Task list |
• a. In the forum thread about a husband's work trip with a female coworker, what did the husband throw over the balcony?
• b. Transcribe the stretch of the forum thread about a husband's work trip from "I think she's" through "has a chance.".
• c. Write the next part of the forum thread about a husband's work trip, starting after its final post.

# right or wrong?



## confusion1111 (Jul 28, 2011)

I am totally confused here. My husband has a new job and first thing he had to do was go on a trip with a woman from work. He had been working with her for 2 weeks they kinda knew each other to the point he would say shes cool. He threw a big baby fit bout it to the point he threw his keys over the balcony at my work b/c i thought it didn't seem right to me. Well he went and the woman on the way back not only asked him if he would like to go to the lake and he said no but, he thought she was joking. Then he said she went on to ask him if he would like to go for drinks and again he said oh she was joking. He sais the reason he made a deal bout going was b/c if he didnt go he would loose his job. She was also talking about where she buys her sex toys and what dirty things ppl used to do at work. So just wondering what someone else thinks?


----------



## confusion1111 (Jul 28, 2011)

I guess what i'm asking is was any of this out of line? or am I just making a deal about nothing?


----------



## magnoliagal (Mar 30, 2011)

He's been there 2 weeks and a woman is already telling him where she buys her sex toys? Um yes that is out of line.

Now just a normal business trip with a woman is not. I traveled for 2 years and it was almost always with men. We didn't discuss sex though...we were working.


----------



## barbieDoll (Jul 7, 2011)

magnoliagal said:


> He's been there 2 weeks and a woman is already telling him where she buys her sex toys? Um yes that is out of line.
> 
> Now just a normal business trip with a woman is not. I traveled for 2 years and it was almost always with men. We didn't discuss sex though...we were working.


 :iagree:

I think she's out of line by making very personal invitatons as well, joking or not. It's inappropriate.


----------



## 4sure (Aug 8, 2010)

She is coming on to your husband. By him not bluntly telling her the time they spend together is only work related she thinks she has a chance.

I would not want to know where any of my co-workers, male or female, buy their sex toys, or if they have sex toys.


----------



## YinPrincess (Jul 31, 2011)

I think your man deserves Husband Treats for not taking the bait, AND for disclosing what went on!

Source data |
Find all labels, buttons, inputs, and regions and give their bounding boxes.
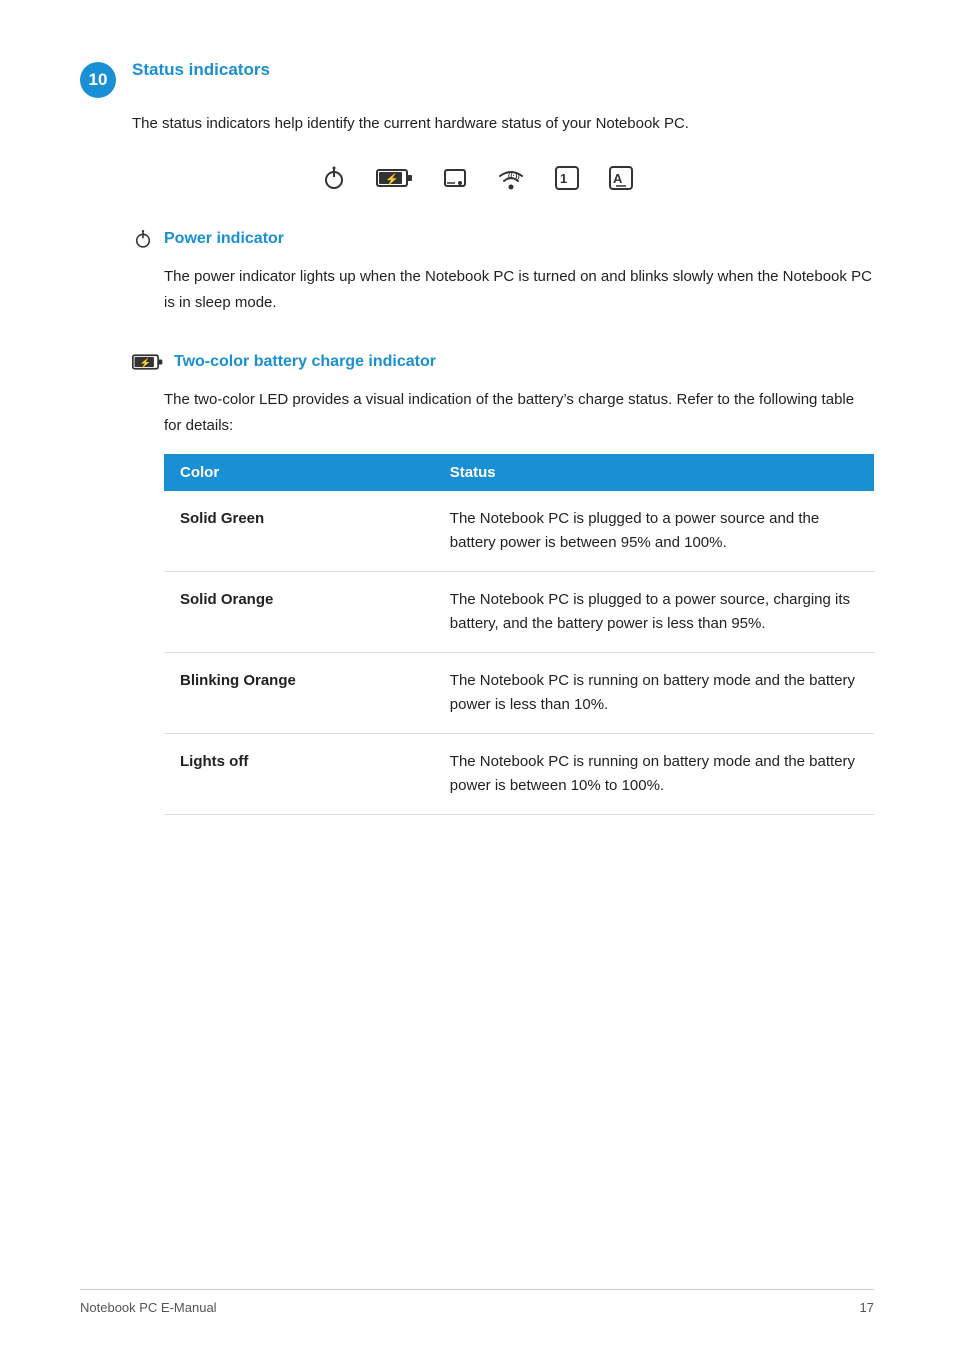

Task answers |
• a. His keys.

• b.
I think she's out of line by making very personal invitatons as well, joking or not. It's inappropriate.


----------



## 4sure (Aug 8, 2010)

She is coming on to your husband. By him not bluntly telling her the time they spend together is only work related she thinks she has a chance.

• c.
----------



## Laurae1967 (May 10, 2011)

Traveling with people for work is normal if they both need to be there. But she's obviously trying to come on to him. He should be praised for telling you the truth. You don't want to punish him for being honest with you because he'll stop being honest!

Ask him calmly how he is going to handle this inappropriate behavior from this woman. He should develop a plan. And the two of you should discuss and agree on boundaries to protect your marriage. Do it as a team so your husband will see you as supportive instead of blaming him for another person's actions.


----------



## 827Aug (Apr 27, 2008)

This is completely out of line. Is this woman a supervisor or over your husband? This could easily be in sexually harassment territory. Your husband should tell this woman she has crossed the line. Next he should go to HR if the unwanted behavior continues..... especially if he feels he must accept her advances to remain employed with the company.


----------



## phyxius (Jul 5, 2010)

YinPrincess said:


> I think your man deserves Husband Treats for not taking the bait, AND for disclosing what went on!


:iagree:
LOL Yes he does! Wow! He obviously loves and trusts you enough to tell you all this. I think this woman has crossed the line and *I* would probably tell her that myself, but that's just me


----------



## YinPrincess (Jul 31, 2011)

She should definitely be reported to her superior. This kind of unprofessional behavior should NOT be tolerated, by man or woman.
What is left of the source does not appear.